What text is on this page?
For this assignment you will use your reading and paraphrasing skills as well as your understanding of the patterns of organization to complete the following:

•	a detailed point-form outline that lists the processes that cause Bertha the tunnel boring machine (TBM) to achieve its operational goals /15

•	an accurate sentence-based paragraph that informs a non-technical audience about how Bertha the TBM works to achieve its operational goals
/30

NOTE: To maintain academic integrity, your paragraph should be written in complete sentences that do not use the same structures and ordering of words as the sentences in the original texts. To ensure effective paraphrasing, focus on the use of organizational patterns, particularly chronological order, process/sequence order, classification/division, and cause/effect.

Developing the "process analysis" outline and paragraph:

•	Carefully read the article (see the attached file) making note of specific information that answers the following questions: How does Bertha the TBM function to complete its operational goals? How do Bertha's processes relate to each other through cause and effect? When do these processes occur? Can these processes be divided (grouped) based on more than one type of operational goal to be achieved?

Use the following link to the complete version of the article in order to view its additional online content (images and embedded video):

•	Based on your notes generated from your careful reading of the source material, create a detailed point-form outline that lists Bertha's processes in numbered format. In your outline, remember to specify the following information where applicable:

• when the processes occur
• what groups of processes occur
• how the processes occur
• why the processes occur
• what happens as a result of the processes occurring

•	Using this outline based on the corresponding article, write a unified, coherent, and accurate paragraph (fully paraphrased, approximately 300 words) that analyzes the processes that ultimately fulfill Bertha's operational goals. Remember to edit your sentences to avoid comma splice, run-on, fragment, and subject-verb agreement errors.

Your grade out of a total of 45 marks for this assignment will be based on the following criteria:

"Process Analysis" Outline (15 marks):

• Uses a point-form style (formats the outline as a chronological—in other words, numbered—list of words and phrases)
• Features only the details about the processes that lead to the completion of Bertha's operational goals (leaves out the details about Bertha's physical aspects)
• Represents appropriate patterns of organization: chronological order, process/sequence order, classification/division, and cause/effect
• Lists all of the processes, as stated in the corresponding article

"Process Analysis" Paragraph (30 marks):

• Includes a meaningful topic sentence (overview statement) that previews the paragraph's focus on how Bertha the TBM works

---

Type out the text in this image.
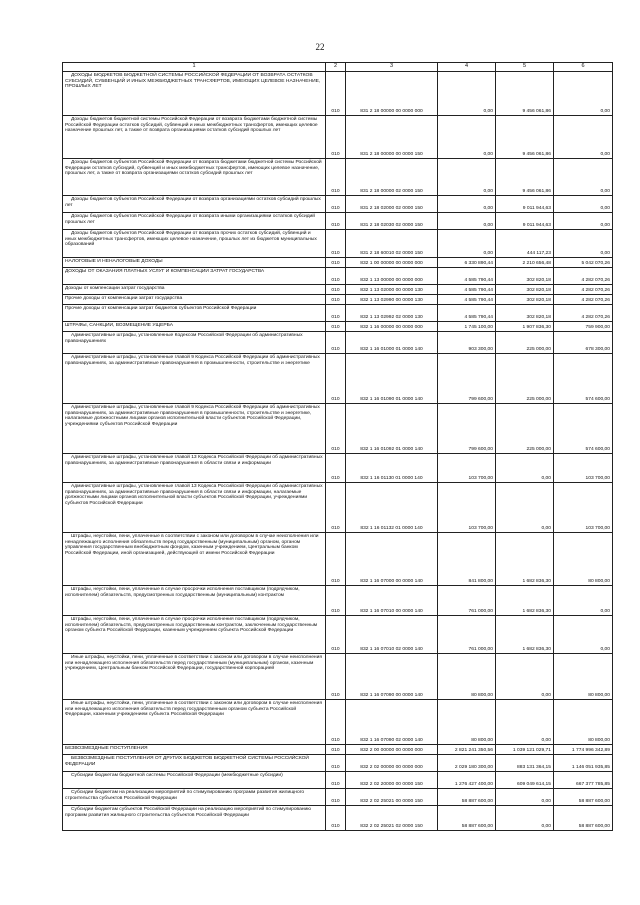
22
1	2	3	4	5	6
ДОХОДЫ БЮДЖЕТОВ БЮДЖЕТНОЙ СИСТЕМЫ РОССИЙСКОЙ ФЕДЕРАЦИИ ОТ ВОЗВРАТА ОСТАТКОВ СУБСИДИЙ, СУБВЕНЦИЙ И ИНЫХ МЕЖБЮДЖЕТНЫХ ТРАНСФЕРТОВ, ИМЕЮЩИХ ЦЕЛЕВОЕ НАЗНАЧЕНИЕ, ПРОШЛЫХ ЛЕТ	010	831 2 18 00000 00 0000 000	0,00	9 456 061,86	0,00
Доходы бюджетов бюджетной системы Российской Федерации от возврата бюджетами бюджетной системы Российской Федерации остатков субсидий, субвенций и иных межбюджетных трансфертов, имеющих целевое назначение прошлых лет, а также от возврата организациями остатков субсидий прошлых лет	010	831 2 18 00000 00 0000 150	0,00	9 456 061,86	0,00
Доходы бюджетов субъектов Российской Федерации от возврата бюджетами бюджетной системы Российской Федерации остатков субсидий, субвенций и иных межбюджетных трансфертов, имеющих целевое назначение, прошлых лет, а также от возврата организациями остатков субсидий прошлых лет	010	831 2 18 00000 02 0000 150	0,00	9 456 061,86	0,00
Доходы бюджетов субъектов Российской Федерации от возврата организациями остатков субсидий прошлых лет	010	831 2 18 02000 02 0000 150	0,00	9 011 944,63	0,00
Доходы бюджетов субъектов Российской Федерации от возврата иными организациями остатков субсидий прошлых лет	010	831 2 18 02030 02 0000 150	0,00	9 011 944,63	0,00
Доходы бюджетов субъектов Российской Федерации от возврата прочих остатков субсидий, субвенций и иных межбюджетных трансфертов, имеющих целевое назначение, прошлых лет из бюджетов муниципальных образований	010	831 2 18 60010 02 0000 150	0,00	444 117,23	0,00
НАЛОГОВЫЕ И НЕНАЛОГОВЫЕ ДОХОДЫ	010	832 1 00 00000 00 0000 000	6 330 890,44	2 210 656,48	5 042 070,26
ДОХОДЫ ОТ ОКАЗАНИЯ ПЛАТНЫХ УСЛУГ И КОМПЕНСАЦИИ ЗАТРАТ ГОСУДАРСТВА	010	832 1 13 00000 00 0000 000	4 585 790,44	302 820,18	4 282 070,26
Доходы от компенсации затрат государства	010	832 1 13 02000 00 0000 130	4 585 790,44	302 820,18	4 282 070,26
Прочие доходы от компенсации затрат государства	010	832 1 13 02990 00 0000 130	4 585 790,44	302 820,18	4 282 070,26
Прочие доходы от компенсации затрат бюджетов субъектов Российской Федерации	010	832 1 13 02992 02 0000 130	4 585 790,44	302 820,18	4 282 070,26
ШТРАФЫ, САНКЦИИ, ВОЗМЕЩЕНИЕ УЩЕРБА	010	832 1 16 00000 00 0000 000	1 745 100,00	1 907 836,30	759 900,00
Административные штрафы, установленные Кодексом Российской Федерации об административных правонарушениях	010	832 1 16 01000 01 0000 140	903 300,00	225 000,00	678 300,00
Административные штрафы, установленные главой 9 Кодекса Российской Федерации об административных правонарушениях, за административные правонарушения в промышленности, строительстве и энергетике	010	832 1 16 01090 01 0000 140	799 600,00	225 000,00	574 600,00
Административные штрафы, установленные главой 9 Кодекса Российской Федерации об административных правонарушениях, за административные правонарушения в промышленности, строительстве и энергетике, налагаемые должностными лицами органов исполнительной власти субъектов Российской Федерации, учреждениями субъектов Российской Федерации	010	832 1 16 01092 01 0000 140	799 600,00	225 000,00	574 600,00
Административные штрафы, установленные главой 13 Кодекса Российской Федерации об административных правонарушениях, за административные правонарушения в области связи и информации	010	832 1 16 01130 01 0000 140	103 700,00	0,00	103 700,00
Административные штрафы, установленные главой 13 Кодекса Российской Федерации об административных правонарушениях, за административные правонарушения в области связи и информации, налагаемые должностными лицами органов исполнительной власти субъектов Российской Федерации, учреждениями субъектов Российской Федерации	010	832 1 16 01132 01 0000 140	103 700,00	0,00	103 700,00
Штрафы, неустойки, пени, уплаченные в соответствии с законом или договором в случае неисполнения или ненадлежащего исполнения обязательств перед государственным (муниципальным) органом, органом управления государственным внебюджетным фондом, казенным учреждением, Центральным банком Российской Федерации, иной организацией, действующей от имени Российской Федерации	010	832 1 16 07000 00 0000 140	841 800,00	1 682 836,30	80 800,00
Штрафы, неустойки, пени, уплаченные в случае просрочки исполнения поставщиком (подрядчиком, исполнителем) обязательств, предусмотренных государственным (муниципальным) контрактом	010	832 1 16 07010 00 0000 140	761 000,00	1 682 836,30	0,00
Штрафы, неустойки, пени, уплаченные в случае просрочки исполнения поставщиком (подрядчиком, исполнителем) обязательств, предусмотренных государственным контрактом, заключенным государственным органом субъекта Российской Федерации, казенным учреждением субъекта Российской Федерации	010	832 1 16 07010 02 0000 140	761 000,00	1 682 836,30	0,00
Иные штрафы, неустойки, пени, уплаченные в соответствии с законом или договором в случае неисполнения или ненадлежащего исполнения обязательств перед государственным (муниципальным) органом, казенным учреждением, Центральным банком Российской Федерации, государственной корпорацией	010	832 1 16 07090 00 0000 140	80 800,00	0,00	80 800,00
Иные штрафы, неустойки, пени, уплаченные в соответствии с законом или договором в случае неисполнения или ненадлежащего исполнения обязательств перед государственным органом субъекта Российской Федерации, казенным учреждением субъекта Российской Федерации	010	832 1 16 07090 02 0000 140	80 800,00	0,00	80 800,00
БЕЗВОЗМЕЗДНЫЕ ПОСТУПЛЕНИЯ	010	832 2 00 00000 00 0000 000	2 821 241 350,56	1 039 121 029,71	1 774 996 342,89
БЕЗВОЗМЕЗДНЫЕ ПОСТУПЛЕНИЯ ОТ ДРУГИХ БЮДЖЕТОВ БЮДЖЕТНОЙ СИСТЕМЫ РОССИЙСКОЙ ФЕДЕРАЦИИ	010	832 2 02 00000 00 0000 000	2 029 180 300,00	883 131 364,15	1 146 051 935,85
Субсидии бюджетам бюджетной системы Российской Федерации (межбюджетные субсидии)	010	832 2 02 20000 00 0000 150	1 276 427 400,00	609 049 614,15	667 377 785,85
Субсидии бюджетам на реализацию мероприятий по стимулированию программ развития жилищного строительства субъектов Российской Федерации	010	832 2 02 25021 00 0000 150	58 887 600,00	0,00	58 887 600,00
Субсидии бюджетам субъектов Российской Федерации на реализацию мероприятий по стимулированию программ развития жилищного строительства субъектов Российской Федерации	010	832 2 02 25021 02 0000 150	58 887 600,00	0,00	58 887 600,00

• [Problem to solve] Only a number is wanted: how many lines of the material above hold "classification"?

• [Written response] 2